_What is expected_
Every line below that contains "this" is to be copied.

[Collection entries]
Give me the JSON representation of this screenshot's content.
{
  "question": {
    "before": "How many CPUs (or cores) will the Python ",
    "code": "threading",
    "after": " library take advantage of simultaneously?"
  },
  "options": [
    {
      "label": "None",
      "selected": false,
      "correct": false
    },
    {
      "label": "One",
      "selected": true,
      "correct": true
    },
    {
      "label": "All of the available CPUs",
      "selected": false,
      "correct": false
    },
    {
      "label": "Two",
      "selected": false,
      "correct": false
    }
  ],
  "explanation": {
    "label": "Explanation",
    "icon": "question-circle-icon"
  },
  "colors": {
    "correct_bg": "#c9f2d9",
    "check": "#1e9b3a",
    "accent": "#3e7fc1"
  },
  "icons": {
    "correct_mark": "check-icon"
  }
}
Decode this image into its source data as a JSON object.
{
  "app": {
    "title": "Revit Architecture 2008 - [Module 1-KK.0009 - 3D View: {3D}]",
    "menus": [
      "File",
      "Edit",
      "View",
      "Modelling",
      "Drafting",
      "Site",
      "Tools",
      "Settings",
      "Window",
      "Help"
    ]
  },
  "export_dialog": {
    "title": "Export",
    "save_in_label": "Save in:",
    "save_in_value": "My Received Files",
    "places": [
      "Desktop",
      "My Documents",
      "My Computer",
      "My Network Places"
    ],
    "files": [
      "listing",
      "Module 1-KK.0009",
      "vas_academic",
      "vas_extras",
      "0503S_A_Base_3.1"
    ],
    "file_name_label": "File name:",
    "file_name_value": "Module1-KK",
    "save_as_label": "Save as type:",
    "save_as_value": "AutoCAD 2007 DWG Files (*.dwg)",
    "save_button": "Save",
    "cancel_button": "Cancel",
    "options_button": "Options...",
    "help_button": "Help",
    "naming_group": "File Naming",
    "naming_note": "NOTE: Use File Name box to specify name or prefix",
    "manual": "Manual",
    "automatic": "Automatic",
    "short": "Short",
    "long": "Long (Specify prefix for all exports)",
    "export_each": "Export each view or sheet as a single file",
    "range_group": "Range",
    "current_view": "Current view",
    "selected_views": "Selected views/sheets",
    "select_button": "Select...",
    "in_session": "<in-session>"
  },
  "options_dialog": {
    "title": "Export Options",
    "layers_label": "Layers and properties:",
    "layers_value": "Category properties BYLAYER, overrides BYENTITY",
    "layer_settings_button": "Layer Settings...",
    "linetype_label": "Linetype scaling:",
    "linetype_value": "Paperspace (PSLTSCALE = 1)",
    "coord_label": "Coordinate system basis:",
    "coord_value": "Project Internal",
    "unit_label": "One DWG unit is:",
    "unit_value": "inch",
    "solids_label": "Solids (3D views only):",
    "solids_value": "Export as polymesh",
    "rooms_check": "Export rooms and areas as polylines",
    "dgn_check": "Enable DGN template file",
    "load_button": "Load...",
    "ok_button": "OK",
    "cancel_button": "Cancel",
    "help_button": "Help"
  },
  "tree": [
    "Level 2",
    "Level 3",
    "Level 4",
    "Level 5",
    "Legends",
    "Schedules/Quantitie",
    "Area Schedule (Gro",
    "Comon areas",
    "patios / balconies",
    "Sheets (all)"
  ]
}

_Written answer_
Give me the JSON representation of this screenshot's content.
Decode this image into its source data as a JSON object.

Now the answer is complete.